Records from a collection of figures
»»

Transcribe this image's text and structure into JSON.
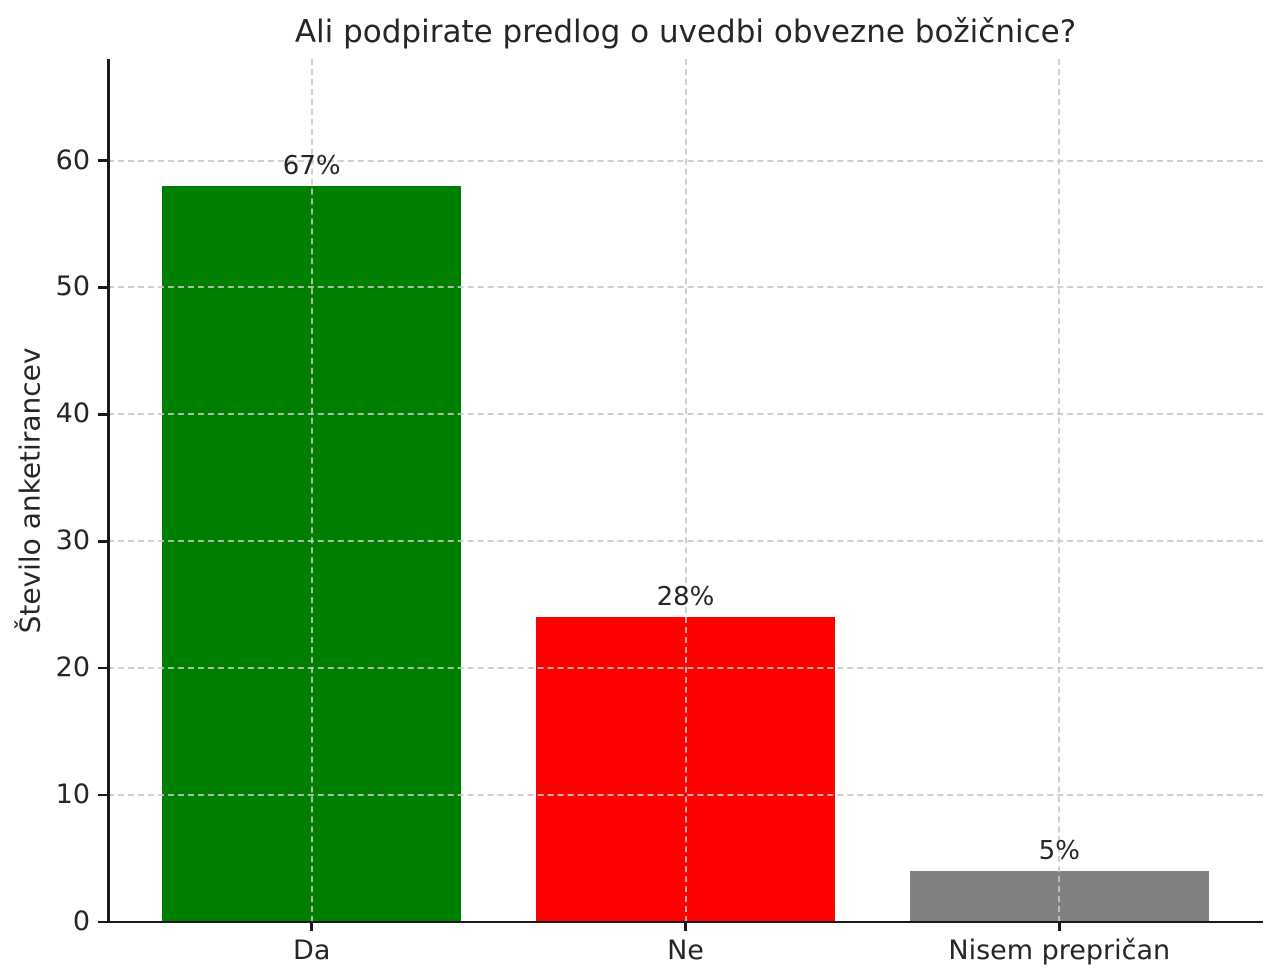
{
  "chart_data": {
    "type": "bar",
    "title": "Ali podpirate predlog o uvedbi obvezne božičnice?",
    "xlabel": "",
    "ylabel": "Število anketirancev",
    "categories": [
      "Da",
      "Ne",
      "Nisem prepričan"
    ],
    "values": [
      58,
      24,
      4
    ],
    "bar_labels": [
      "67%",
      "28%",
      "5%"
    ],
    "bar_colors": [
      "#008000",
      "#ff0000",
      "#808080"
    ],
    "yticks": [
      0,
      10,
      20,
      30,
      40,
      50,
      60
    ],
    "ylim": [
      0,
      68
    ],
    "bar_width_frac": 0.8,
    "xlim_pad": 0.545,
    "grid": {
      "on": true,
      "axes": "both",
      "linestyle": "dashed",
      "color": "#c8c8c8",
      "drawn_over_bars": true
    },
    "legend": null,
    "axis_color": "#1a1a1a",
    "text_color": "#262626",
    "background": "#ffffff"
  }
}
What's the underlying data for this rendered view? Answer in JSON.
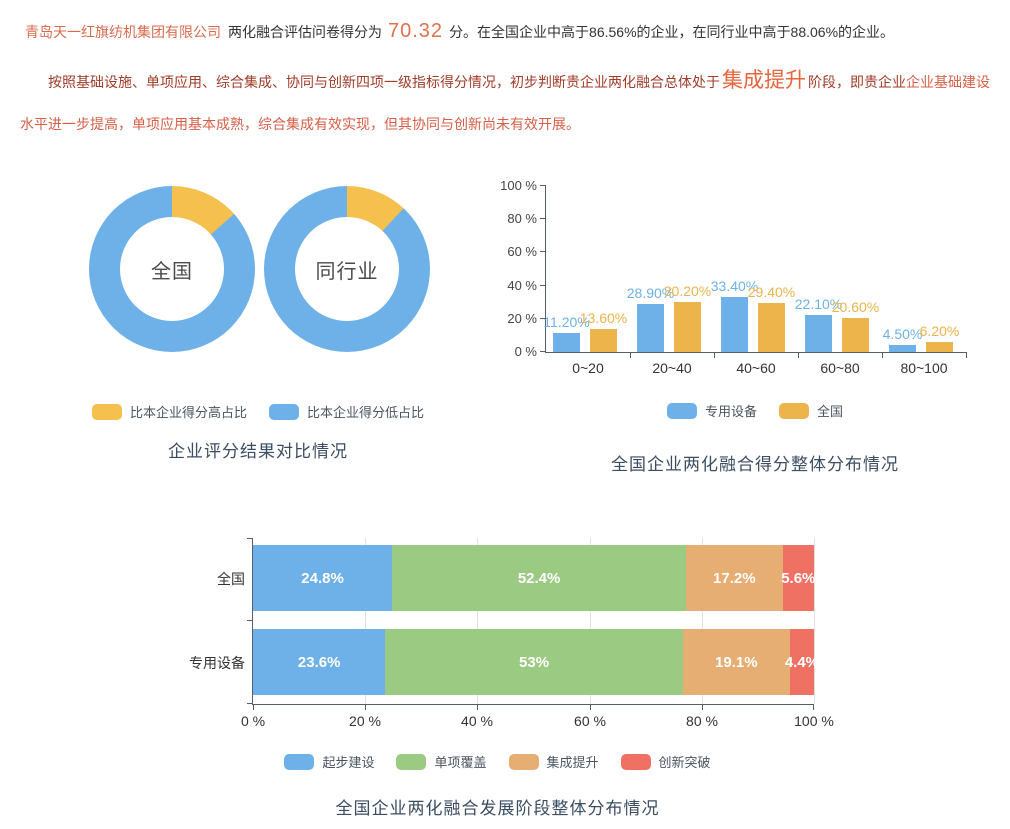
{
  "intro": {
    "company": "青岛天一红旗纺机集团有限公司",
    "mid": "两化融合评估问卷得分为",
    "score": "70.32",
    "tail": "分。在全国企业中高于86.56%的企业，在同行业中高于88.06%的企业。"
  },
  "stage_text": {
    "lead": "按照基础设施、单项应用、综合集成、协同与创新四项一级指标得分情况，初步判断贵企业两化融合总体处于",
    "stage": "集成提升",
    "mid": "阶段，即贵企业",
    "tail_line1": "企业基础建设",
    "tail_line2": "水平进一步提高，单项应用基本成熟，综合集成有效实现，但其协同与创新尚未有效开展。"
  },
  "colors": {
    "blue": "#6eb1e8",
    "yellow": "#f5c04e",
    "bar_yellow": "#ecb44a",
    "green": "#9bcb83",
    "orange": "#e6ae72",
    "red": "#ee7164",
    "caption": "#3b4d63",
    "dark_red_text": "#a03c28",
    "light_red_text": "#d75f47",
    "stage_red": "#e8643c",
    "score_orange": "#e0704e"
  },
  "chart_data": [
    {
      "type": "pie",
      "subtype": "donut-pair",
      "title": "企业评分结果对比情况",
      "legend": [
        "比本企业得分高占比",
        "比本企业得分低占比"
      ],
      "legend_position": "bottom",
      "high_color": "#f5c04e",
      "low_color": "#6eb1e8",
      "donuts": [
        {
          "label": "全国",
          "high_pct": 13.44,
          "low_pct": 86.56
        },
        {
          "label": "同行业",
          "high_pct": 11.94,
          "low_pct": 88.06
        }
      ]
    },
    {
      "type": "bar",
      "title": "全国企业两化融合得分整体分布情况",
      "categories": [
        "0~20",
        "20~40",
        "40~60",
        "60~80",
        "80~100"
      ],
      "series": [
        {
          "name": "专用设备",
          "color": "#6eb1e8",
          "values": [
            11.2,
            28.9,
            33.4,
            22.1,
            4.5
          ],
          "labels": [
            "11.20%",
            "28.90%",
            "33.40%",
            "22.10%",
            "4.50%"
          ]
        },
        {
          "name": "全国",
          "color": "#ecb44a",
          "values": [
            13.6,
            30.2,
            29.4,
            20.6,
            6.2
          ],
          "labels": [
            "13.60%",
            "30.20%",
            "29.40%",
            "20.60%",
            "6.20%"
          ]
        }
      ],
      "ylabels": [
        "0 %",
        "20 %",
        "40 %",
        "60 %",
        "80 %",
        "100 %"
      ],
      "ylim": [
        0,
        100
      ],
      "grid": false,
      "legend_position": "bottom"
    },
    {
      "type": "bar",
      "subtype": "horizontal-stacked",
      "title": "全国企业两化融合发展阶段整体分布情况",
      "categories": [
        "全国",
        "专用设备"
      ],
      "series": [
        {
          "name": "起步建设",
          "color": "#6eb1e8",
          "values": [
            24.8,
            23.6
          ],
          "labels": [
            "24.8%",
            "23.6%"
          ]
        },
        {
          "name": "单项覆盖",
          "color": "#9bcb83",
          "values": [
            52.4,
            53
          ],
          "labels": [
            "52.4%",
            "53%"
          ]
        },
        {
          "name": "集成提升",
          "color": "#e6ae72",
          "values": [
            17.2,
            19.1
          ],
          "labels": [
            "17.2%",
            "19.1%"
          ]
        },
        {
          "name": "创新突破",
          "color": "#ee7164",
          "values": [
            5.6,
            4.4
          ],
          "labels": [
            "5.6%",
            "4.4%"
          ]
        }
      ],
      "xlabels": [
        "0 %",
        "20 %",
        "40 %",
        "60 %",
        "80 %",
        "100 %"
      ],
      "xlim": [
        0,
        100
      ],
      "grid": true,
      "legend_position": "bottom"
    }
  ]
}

««
»»

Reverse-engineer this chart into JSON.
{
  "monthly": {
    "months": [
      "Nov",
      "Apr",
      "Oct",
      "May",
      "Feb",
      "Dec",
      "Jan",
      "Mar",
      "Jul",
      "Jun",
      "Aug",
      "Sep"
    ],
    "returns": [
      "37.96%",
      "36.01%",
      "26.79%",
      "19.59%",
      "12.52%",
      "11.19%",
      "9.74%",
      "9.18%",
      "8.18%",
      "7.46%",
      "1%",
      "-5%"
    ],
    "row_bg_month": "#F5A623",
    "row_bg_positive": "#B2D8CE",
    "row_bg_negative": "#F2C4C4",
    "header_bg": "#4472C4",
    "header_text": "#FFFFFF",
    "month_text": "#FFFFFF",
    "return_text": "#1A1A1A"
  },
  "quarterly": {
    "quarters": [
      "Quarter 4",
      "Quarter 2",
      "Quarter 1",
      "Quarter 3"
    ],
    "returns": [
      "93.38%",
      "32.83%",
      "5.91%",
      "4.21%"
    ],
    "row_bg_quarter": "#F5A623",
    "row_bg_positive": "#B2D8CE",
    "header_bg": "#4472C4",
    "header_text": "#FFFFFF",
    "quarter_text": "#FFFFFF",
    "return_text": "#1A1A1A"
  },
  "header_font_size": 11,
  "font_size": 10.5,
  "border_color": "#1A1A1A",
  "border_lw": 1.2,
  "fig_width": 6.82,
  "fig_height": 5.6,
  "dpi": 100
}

««

- PROMPT -
Report how many lines in the entries hold the string "title". Nothing but the number is wanted.

- EXPECTED ANSWER -
4